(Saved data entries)
▼
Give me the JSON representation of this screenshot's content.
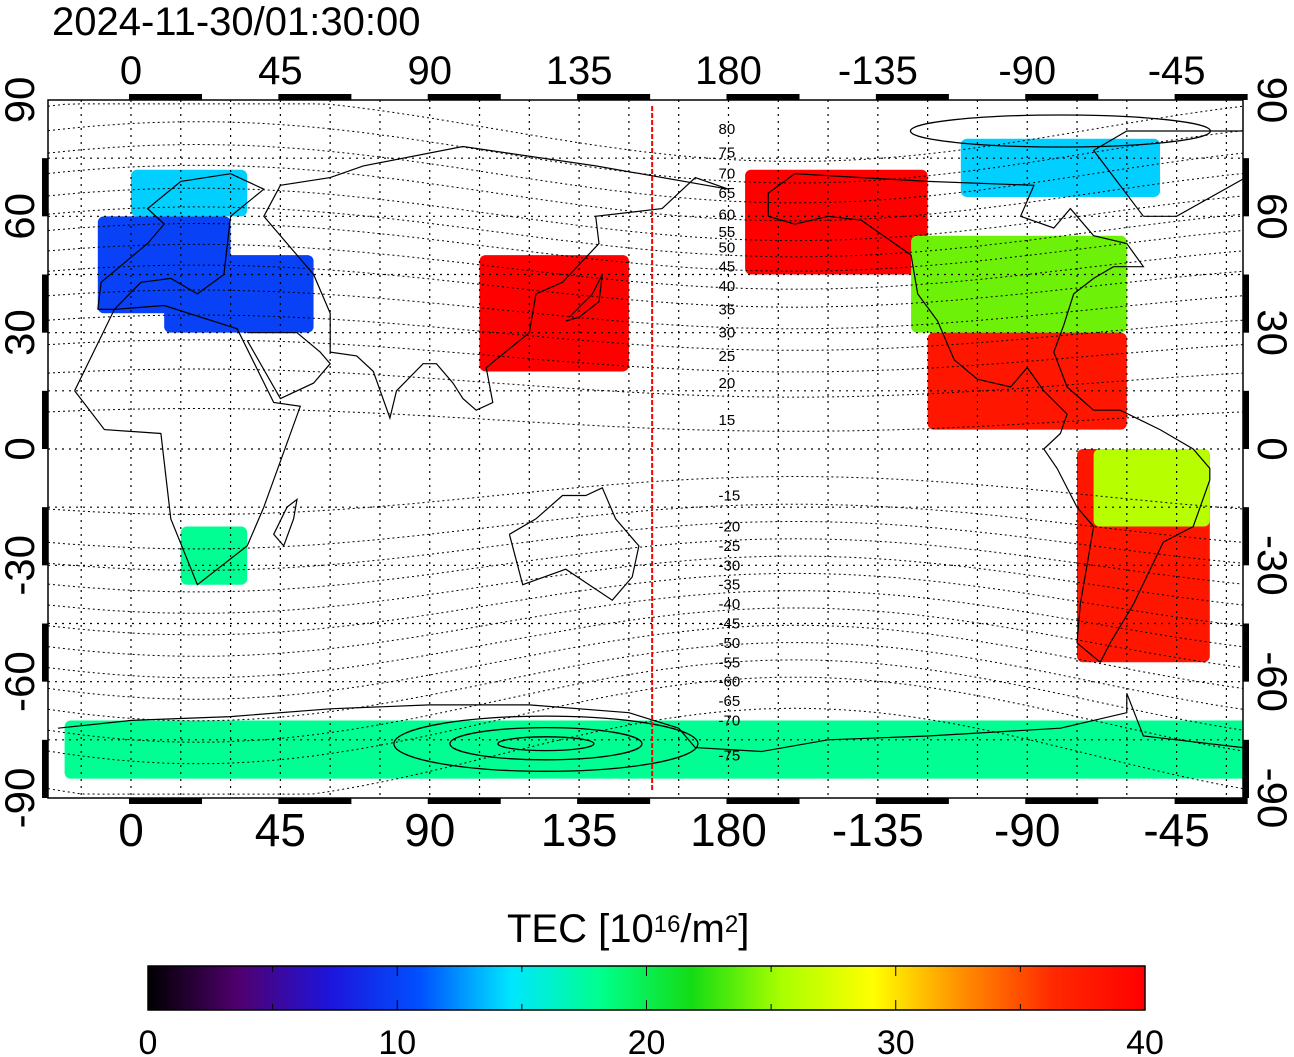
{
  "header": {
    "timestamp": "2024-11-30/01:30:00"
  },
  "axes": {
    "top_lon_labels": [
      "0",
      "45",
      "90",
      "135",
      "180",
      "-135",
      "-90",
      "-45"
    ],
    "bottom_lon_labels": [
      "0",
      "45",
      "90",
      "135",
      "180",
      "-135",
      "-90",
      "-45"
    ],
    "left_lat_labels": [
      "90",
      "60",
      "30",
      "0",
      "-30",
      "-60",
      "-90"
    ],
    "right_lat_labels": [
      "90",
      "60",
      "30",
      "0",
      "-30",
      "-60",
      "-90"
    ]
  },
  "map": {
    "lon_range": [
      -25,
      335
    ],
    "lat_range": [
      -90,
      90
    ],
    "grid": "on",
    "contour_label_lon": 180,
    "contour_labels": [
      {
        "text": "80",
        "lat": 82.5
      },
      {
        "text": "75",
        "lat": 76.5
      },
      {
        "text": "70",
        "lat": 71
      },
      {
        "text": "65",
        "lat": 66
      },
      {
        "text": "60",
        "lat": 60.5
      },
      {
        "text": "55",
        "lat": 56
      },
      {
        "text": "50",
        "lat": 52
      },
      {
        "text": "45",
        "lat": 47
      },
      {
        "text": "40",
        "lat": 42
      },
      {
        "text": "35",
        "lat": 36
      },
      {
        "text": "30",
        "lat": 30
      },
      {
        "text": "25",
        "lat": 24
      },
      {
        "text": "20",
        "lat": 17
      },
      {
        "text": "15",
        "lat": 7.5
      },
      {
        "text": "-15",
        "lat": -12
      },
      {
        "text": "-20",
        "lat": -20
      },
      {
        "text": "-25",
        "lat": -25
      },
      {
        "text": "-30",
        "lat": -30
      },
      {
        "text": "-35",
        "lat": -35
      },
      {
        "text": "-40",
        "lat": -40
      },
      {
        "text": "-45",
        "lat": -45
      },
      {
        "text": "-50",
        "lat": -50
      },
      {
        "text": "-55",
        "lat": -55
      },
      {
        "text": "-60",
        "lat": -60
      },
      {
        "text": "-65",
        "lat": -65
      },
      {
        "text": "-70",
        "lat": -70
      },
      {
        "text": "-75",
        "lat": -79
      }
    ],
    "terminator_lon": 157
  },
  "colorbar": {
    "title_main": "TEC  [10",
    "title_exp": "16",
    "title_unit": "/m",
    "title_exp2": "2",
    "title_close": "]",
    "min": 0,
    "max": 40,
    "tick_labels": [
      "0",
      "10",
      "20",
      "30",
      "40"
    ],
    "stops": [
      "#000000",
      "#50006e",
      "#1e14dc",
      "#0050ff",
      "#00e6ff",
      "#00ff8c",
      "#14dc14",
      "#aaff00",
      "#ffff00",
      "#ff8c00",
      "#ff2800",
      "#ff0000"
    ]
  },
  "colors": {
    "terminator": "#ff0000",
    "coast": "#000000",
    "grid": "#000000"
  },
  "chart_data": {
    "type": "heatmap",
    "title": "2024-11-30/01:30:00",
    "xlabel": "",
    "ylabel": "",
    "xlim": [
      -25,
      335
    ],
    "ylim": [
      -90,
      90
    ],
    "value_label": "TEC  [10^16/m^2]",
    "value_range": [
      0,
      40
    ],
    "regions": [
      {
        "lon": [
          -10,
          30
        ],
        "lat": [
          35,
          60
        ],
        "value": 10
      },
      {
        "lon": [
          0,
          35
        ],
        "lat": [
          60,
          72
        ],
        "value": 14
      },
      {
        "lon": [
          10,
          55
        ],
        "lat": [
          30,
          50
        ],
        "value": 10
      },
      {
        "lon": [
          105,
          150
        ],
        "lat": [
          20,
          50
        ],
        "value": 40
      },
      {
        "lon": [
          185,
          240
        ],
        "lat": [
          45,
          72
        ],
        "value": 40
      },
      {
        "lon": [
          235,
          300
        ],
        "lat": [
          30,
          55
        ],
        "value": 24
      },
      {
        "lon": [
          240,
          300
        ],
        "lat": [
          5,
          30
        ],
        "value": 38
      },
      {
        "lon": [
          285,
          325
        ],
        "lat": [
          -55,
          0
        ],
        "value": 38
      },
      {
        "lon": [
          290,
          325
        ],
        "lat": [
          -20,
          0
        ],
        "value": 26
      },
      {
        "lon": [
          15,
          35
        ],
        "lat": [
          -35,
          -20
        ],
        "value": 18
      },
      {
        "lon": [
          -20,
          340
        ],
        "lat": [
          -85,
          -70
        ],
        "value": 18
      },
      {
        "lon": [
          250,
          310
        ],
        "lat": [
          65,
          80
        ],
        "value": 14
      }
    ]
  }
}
▲
> [Objective]: In the copy, include no pictures; restate the listing above exactly.

> [Reply to the task]:
Give me the JSON representation of this screenshot's content.
{
  "header": {
    "timestamp": "2024-11-30/01:30:00"
  },
  "axes": {
    "top_lon_labels": [
      "0",
      "45",
      "90",
      "135",
      "180",
      "-135",
      "-90",
      "-45"
    ],
    "bottom_lon_labels": [
      "0",
      "45",
      "90",
      "135",
      "180",
      "-135",
      "-90",
      "-45"
    ],
    "left_lat_labels": [
      "90",
      "60",
      "30",
      "0",
      "-30",
      "-60",
      "-90"
    ],
    "right_lat_labels": [
      "90",
      "60",
      "30",
      "0",
      "-30",
      "-60",
      "-90"
    ]
  },
  "map": {
    "lon_range": [
      -25,
      335
    ],
    "lat_range": [
      -90,
      90
    ],
    "grid": "on",
    "contour_label_lon": 180,
    "contour_labels": [
      {
        "text": "80",
        "lat": 82.5
      },
      {
        "text": "75",
        "lat": 76.5
      },
      {
        "text": "70",
        "lat": 71
      },
      {
        "text": "65",
        "lat": 66
      },
      {
        "text": "60",
        "lat": 60.5
      },
      {
        "text": "55",
        "lat": 56
      },
      {
        "text": "50",
        "lat": 52
      },
      {
        "text": "45",
        "lat": 47
      },
      {
        "text": "40",
        "lat": 42
      },
      {
        "text": "35",
        "lat": 36
      },
      {
        "text": "30",
        "lat": 30
      },
      {
        "text": "25",
        "lat": 24
      },
      {
        "text": "20",
        "lat": 17
      },
      {
        "text": "15",
        "lat": 7.5
      },
      {
        "text": "-15",
        "lat": -12
      },
      {
        "text": "-20",
        "lat": -20
      },
      {
        "text": "-25",
        "lat": -25
      },
      {
        "text": "-30",
        "lat": -30
      },
      {
        "text": "-35",
        "lat": -35
      },
      {
        "text": "-40",
        "lat": -40
      },
      {
        "text": "-45",
        "lat": -45
      },
      {
        "text": "-50",
        "lat": -50
      },
      {
        "text": "-55",
        "lat": -55
      },
      {
        "text": "-60",
        "lat": -60
      },
      {
        "text": "-65",
        "lat": -65
      },
      {
        "text": "-70",
        "lat": -70
      },
      {
        "text": "-75",
        "lat": -79
      }
    ],
    "terminator_lon": 157
  },
  "colorbar": {
    "title_main": "TEC  [10",
    "title_exp": "16",
    "title_unit": "/m",
    "title_exp2": "2",
    "title_close": "]",
    "min": 0,
    "max": 40,
    "tick_labels": [
      "0",
      "10",
      "20",
      "30",
      "40"
    ],
    "stops": [
      "#000000",
      "#50006e",
      "#1e14dc",
      "#0050ff",
      "#00e6ff",
      "#00ff8c",
      "#14dc14",
      "#aaff00",
      "#ffff00",
      "#ff8c00",
      "#ff2800",
      "#ff0000"
    ]
  },
  "colors": {
    "terminator": "#ff0000",
    "coast": "#000000",
    "grid": "#000000"
  },
  "chart_data": {
    "type": "heatmap",
    "title": "2024-11-30/01:30:00",
    "xlabel": "",
    "ylabel": "",
    "xlim": [
      -25,
      335
    ],
    "ylim": [
      -90,
      90
    ],
    "value_label": "TEC  [10^16/m^2]",
    "value_range": [
      0,
      40
    ],
    "regions": [
      {
        "lon": [
          -10,
          30
        ],
        "lat": [
          35,
          60
        ],
        "value": 10
      },
      {
        "lon": [
          0,
          35
        ],
        "lat": [
          60,
          72
        ],
        "value": 14
      },
      {
        "lon": [
          10,
          55
        ],
        "lat": [
          30,
          50
        ],
        "value": 10
      },
      {
        "lon": [
          105,
          150
        ],
        "lat": [
          20,
          50
        ],
        "value": 40
      },
      {
        "lon": [
          185,
          240
        ],
        "lat": [
          45,
          72
        ],
        "value": 40
      },
      {
        "lon": [
          235,
          300
        ],
        "lat": [
          30,
          55
        ],
        "value": 24
      },
      {
        "lon": [
          240,
          300
        ],
        "lat": [
          5,
          30
        ],
        "value": 38
      },
      {
        "lon": [
          285,
          325
        ],
        "lat": [
          -55,
          0
        ],
        "value": 38
      },
      {
        "lon": [
          290,
          325
        ],
        "lat": [
          -20,
          0
        ],
        "value": 26
      },
      {
        "lon": [
          15,
          35
        ],
        "lat": [
          -35,
          -20
        ],
        "value": 18
      },
      {
        "lon": [
          -20,
          340
        ],
        "lat": [
          -85,
          -70
        ],
        "value": 18
      },
      {
        "lon": [
          250,
          310
        ],
        "lat": [
          65,
          80
        ],
        "value": 14
      }
    ]
  }
}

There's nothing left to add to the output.